Locate every line in the records below that contains the word "name", and copy each one.
─── Source data
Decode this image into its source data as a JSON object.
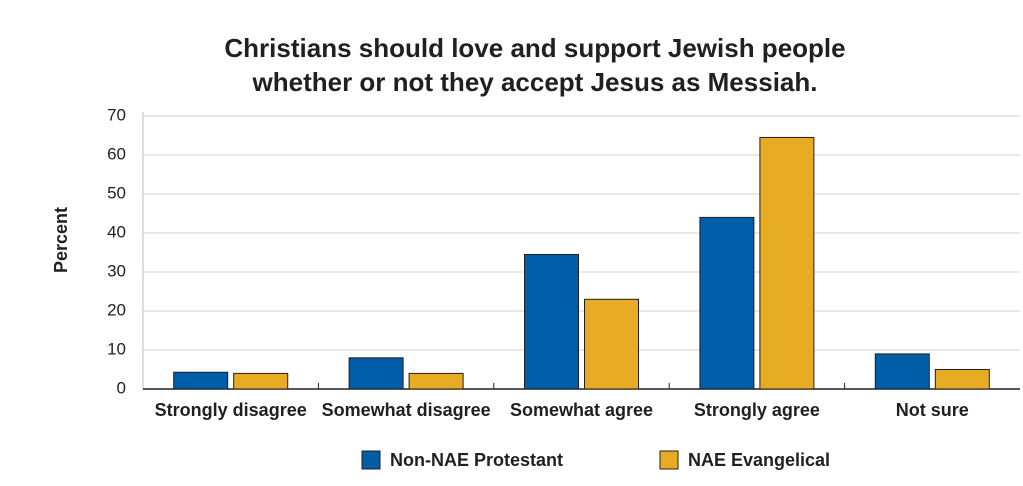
{
  "chart_data": {
    "type": "bar",
    "title": [
      "Christians should love and support Jewish people",
      "whether or not they accept Jesus as Messiah."
    ],
    "y_label": "Percent",
    "categories": [
      "Strongly disagree",
      "Somewhat disagree",
      "Somewhat agree",
      "Strongly agree",
      "Not sure"
    ],
    "series": [
      {
        "name": "Non-NAE Protestant",
        "color": "#005ea8",
        "values": [
          4.3,
          8,
          34.5,
          44,
          9
        ]
      },
      {
        "name": "NAE Evangelical",
        "color": "#e8ab24",
        "values": [
          4,
          4,
          23,
          64.5,
          5
        ]
      }
    ],
    "ylim": [
      0,
      70
    ],
    "yticks": [
      0,
      10,
      20,
      30,
      40,
      50,
      60,
      70
    ],
    "grid": true
  }
}
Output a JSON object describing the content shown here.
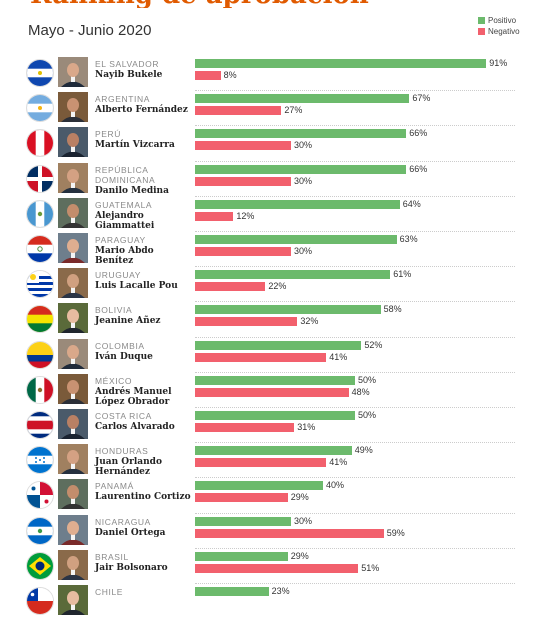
{
  "subtitle": "Mayo - Junio 2020",
  "colors": {
    "positive": "#6cba6c",
    "negative": "#f2606d"
  },
  "chart_data": {
    "type": "bar",
    "orientation": "horizontal",
    "value_unit": "%",
    "xlim": [
      0,
      100
    ],
    "legend": [
      "Positivo",
      "Negativo"
    ],
    "legend_position": "top-right",
    "series": [
      {
        "name": "Positivo",
        "values": [
          91,
          67,
          66,
          66,
          64,
          63,
          61,
          58,
          52,
          50,
          50,
          49,
          40,
          30,
          29,
          23
        ]
      },
      {
        "name": "Negativo",
        "values": [
          8,
          27,
          30,
          30,
          12,
          30,
          22,
          32,
          41,
          48,
          31,
          41,
          29,
          59,
          51,
          null
        ]
      }
    ],
    "rows": [
      {
        "country": "EL SALVADOR",
        "president": "Nayib Bukele",
        "flag": "el-salvador-flag-icon"
      },
      {
        "country": "ARGENTINA",
        "president": "Alberto Fernández",
        "flag": "argentina-flag-icon"
      },
      {
        "country": "PERÚ",
        "president": "Martín Vizcarra",
        "flag": "peru-flag-icon"
      },
      {
        "country": "REPÚBLICA DOMINICANA",
        "president": "Danilo Medina",
        "flag": "dominican-republic-flag-icon"
      },
      {
        "country": "GUATEMALA",
        "president": "Alejandro Giammattei",
        "flag": "guatemala-flag-icon"
      },
      {
        "country": "PARAGUAY",
        "president": "Mario Abdo Benítez",
        "flag": "paraguay-flag-icon"
      },
      {
        "country": "URUGUAY",
        "president": "Luis Lacalle Pou",
        "flag": "uruguay-flag-icon"
      },
      {
        "country": "BOLIVIA",
        "president": "Jeanine Añez",
        "flag": "bolivia-flag-icon"
      },
      {
        "country": "COLOMBIA",
        "president": "Iván Duque",
        "flag": "colombia-flag-icon"
      },
      {
        "country": "MÉXICO",
        "president": "Andrés Manuel López Obrador",
        "flag": "mexico-flag-icon"
      },
      {
        "country": "COSTA RICA",
        "president": "Carlos Alvarado",
        "flag": "costa-rica-flag-icon"
      },
      {
        "country": "HONDURAS",
        "president": "Juan Orlando Hernández",
        "flag": "honduras-flag-icon"
      },
      {
        "country": "PANAMÁ",
        "president": "Laurentino Cortizo",
        "flag": "panama-flag-icon"
      },
      {
        "country": "NICARAGUA",
        "president": "Daniel Ortega",
        "flag": "nicaragua-flag-icon"
      },
      {
        "country": "BRASIL",
        "president": "Jair Bolsonaro",
        "flag": "brazil-flag-icon"
      },
      {
        "country": "CHILE",
        "president": "",
        "flag": "chile-flag-icon"
      }
    ]
  }
}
──────
### Worked answer
        "name": "Non-NAE Protestant",
        "name": "NAE Evangelical",
        "name": "Positivo",
        "name": "Negativo",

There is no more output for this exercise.